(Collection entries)
=======

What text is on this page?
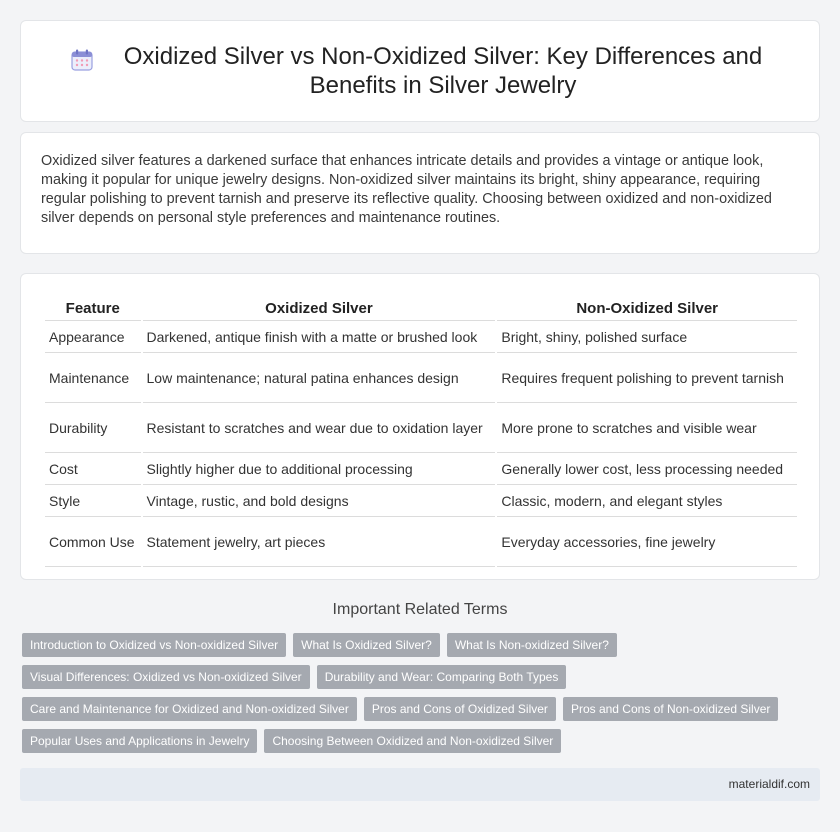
Oxidized Silver vs Non-Oxidized Silver: Key Differences and Benefits in Silver Jewelry

Oxidized silver features a darkened surface that enhances intricate details and provides a vintage or antique look, making it popular for unique jewelry designs. Non-oxidized silver maintains its bright, shiny appearance, requiring regular polishing to prevent tarnish and preserve its reflective quality. Choosing between oxidized and non-oxidized silver depends on personal style preferences and maintenance routines.

Feature	Oxidized Silver	Non-Oxidized Silver
Appearance	Darkened, antique finish with a matte or brushed look	Bright, shiny, polished surface
Maintenance	Low maintenance; natural patina enhances design	Requires frequent polishing to prevent tarnish
Durability	Resistant to scratches and wear due to oxidation layer	More prone to scratches and visible wear
Cost	Slightly higher due to additional processing	Generally lower cost, less processing needed
Style	Vintage, rustic, and bold designs	Classic, modern, and elegant styles
Common Use	Statement jewelry, art pieces	Everyday accessories, fine jewelry
Important Related Terms
Introduction to Oxidized vs Non-oxidized Silver	What Is Oxidized Silver?	What Is Non-oxidized Silver?
Visual Differences: Oxidized vs Non-oxidized Silver	Durability and Wear: Comparing Both Types
Care and Maintenance for Oxidized and Non-oxidized Silver	Pros and Cons of Oxidized Silver	Pros and Cons of Non-oxidized Silver
Popular Uses and Applications in Jewelry	Choosing Between Oxidized and Non-oxidized Silver
materialdif.com
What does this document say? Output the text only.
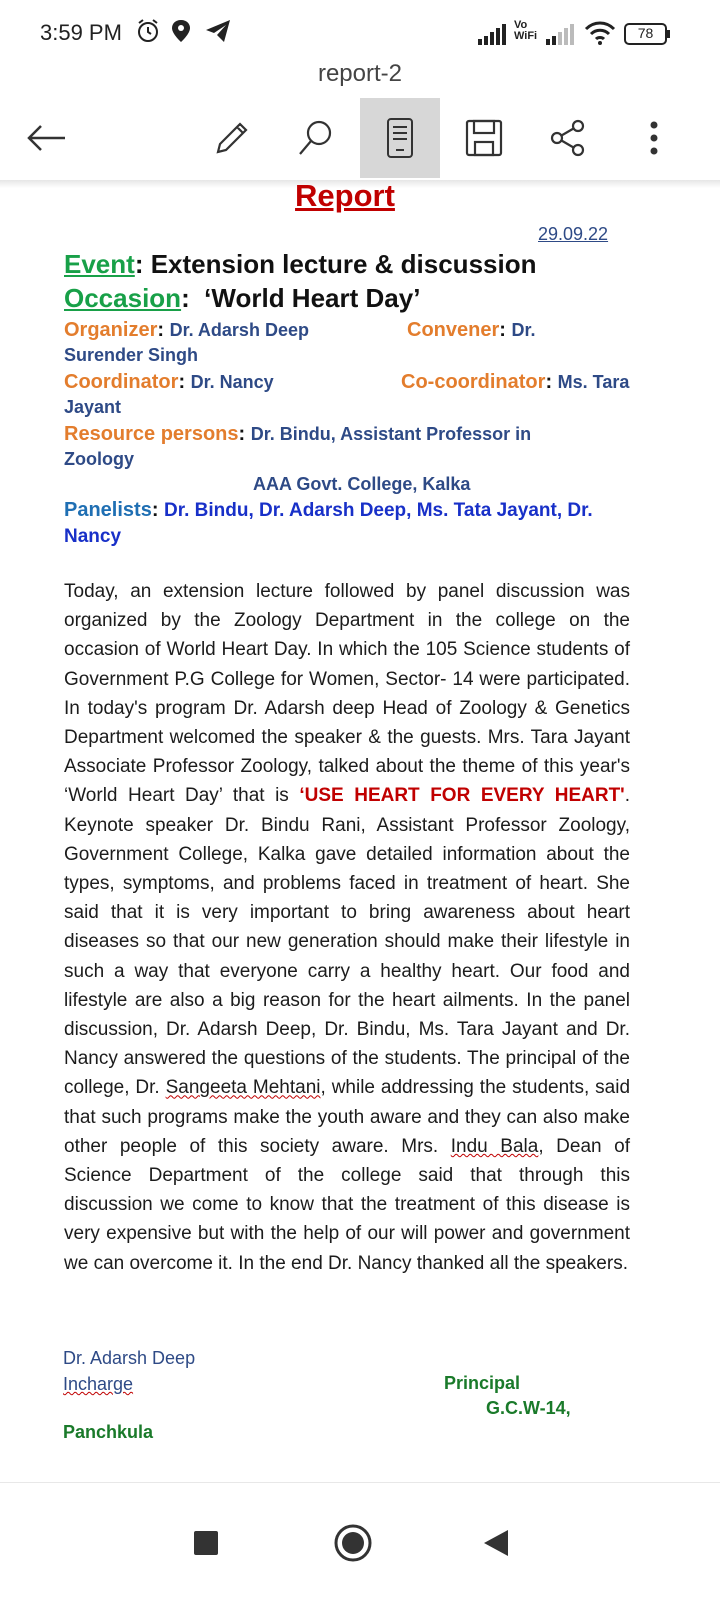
3:59 PM	Vo
WiFi	78
report-2
Report
29.09.22
Event: Extension lecture & discussion
Occasion:  ‘World Heart Day’
Organizer: Dr. Adarsh Deep	Convener: Dr.
Surender Singh
Coordinator: Dr. Nancy	Co-coordinator: Ms. Tara
Jayant
Resource persons: Dr. Bindu, Assistant Professor in
Zoology
AAA Govt. College, Kalka
Panelists: Dr. Bindu, Dr. Adarsh Deep, Ms. Tata Jayant, Dr.
Nancy
Today, an extension lecture followed by panel discussion was organized by the Zoology Department in the college on the occasion of World Heart Day. In which the 105 Science students of Government P.G College for Women, Sector- 14 were participated. In today's program Dr. Adarsh deep Head of Zoology & Genetics Department welcomed the speaker & the guests. Mrs. Tara Jayant Associate Professor Zoology, talked about the theme of this year's ‘World Heart Day’ that is ‘USE HEART FOR EVERY HEART'. Keynote speaker Dr. Bindu Rani, Assistant Professor Zoology, Government College, Kalka gave detailed information about the types, symptoms, and problems faced in treatment of heart. She said that it is very important to bring awareness about heart diseases so that our new generation should make their lifestyle in such a way that everyone carry a healthy heart. Our food and lifestyle are also a big reason for the heart ailments. In the panel discussion, Dr. Adarsh Deep, Dr. Bindu, Ms. Tara Jayant and Dr. Nancy answered the questions of the students. The principal of the college, Dr. Sangeeta Mehtani, while addressing the students, said that such programs make the youth aware and they can also make other people of this society aware. Mrs. Indu Bala, Dean of Science Department of the college said that through this discussion we come to know that the treatment of this disease is very expensive but with the help of our will power and government we can overcome it. In the end Dr. Nancy thanked all the speakers.
Dr. Adarsh Deep
Incharge	Principal
G.C.W-14,
Panchkula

=======

Which lines include the word "text"? Copy every one of them.

_REPLY_
What text is on this page?
What does this document say? Output the text only.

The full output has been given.